Select from the records below every line that has the word "stroke" in it.

─── Input rows ───

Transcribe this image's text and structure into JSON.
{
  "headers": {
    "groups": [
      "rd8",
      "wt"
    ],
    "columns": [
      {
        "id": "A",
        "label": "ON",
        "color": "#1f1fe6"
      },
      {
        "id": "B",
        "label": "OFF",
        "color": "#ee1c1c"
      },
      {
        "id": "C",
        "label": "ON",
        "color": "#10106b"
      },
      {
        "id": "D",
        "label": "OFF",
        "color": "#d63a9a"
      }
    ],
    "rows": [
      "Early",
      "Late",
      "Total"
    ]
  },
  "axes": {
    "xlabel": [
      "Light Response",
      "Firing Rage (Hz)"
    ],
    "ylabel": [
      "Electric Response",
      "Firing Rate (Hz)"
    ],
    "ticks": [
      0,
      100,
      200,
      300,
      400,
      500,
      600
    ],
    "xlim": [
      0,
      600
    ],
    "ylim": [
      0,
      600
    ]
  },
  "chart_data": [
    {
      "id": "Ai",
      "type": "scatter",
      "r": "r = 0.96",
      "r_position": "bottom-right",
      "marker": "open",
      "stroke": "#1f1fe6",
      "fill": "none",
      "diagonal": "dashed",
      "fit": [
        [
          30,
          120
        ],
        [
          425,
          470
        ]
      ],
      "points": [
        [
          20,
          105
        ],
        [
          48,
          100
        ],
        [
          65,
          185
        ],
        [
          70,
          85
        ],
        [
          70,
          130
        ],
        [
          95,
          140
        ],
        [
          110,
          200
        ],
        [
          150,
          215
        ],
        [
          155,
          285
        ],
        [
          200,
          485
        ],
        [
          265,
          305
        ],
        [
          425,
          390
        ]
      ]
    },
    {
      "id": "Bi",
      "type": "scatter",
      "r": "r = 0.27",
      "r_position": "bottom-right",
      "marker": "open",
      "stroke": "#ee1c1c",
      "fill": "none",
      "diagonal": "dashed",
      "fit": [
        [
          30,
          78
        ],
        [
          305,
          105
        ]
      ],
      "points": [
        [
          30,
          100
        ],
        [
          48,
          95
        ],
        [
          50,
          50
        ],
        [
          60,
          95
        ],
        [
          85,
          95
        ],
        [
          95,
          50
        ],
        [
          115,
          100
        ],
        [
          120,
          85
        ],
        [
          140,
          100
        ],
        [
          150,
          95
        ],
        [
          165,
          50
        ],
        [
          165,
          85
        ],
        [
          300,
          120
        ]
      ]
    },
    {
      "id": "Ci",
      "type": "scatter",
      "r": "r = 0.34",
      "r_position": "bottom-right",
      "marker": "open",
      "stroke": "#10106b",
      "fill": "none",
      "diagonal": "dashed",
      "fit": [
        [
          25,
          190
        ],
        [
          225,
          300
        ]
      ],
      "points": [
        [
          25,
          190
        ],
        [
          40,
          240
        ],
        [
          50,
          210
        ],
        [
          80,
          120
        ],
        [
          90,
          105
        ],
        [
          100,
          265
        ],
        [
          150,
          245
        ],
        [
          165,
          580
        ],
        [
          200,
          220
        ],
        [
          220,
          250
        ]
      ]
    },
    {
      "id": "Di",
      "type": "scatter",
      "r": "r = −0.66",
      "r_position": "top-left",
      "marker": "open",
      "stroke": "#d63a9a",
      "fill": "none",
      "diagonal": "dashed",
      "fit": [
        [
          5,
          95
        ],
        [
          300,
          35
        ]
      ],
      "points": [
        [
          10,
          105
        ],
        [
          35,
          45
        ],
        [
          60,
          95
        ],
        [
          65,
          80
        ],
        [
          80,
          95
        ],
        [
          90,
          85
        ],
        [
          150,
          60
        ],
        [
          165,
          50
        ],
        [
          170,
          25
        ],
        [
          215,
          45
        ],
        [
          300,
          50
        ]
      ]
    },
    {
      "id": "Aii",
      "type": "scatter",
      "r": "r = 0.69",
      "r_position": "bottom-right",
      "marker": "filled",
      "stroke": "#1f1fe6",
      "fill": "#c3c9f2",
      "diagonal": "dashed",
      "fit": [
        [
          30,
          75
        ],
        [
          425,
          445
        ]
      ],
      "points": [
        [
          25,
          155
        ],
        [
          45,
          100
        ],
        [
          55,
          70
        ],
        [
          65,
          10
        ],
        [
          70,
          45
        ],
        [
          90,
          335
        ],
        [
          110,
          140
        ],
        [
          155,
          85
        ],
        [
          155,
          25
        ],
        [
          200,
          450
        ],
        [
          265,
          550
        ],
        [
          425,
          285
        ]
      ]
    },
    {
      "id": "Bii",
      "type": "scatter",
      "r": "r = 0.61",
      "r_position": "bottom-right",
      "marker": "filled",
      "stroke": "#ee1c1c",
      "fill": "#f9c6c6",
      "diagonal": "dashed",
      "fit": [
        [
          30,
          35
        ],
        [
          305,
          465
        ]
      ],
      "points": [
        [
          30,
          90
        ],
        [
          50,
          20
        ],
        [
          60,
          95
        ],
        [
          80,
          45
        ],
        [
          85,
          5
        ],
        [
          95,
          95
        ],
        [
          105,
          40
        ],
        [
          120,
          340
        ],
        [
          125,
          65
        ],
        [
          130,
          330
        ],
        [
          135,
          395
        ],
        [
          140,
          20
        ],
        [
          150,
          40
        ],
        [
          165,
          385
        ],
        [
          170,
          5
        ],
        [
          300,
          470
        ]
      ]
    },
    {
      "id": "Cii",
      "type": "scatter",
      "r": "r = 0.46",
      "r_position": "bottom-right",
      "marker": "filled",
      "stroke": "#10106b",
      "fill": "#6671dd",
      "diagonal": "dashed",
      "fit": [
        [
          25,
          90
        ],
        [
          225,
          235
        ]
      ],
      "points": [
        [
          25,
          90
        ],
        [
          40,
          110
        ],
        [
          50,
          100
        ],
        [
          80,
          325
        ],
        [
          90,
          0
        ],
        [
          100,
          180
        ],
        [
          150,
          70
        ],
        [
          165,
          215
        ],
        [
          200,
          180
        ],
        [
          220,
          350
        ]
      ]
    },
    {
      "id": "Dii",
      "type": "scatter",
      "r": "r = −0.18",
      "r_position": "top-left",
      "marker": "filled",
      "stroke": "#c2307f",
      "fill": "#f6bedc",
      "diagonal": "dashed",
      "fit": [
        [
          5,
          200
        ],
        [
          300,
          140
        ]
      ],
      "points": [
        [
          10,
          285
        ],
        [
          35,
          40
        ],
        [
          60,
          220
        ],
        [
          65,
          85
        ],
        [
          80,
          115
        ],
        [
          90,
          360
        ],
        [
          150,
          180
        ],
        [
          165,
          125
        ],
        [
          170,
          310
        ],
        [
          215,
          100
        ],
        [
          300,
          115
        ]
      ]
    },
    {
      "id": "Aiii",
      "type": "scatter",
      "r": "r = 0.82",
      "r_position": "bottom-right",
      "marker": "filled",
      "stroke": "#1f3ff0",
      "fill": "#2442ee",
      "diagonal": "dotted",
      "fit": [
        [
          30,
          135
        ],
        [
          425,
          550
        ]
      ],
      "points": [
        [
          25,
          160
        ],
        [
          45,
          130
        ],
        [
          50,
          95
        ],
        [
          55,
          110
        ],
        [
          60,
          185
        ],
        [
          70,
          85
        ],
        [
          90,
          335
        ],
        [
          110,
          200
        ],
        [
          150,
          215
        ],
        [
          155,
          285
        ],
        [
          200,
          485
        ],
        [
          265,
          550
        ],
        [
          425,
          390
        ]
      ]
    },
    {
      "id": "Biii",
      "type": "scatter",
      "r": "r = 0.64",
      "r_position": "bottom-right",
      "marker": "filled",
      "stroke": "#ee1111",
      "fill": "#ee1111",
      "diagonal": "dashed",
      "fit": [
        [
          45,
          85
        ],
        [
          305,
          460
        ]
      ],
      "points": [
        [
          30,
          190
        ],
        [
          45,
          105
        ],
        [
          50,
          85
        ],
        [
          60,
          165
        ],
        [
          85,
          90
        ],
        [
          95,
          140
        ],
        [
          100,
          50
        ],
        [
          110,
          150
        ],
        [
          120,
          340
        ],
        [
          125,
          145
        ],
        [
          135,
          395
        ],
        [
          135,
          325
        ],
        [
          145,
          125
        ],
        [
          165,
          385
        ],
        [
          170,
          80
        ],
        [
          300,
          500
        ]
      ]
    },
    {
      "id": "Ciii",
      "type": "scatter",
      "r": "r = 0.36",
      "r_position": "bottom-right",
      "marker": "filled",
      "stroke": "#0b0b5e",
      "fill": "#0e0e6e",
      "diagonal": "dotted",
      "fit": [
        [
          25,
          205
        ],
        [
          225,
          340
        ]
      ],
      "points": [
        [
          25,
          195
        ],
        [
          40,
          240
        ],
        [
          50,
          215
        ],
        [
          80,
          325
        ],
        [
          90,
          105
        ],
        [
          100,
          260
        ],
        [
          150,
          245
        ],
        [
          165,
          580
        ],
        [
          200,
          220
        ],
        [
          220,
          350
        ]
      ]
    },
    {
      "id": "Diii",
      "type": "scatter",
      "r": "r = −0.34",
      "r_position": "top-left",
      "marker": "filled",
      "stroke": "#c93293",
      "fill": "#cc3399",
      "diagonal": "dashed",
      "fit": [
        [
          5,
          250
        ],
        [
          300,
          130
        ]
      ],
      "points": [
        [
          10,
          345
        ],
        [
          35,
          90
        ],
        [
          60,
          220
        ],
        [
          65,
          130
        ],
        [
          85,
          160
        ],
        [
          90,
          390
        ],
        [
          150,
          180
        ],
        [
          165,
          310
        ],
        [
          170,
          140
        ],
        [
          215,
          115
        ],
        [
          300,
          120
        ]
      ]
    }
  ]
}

───

• [The response]:
      "stroke": "#1f1fe6",
      "stroke": "#ee1c1c",
      "stroke": "#10106b",
      "stroke": "#d63a9a",
      "stroke": "#1f1fe6",
      "stroke": "#ee1c1c",
      "stroke": "#10106b",
      "stroke": "#c2307f",
      "stroke": "#1f3ff0",
      "stroke": "#ee1111",
      "stroke": "#0b0b5e",
      "stroke": "#c93293",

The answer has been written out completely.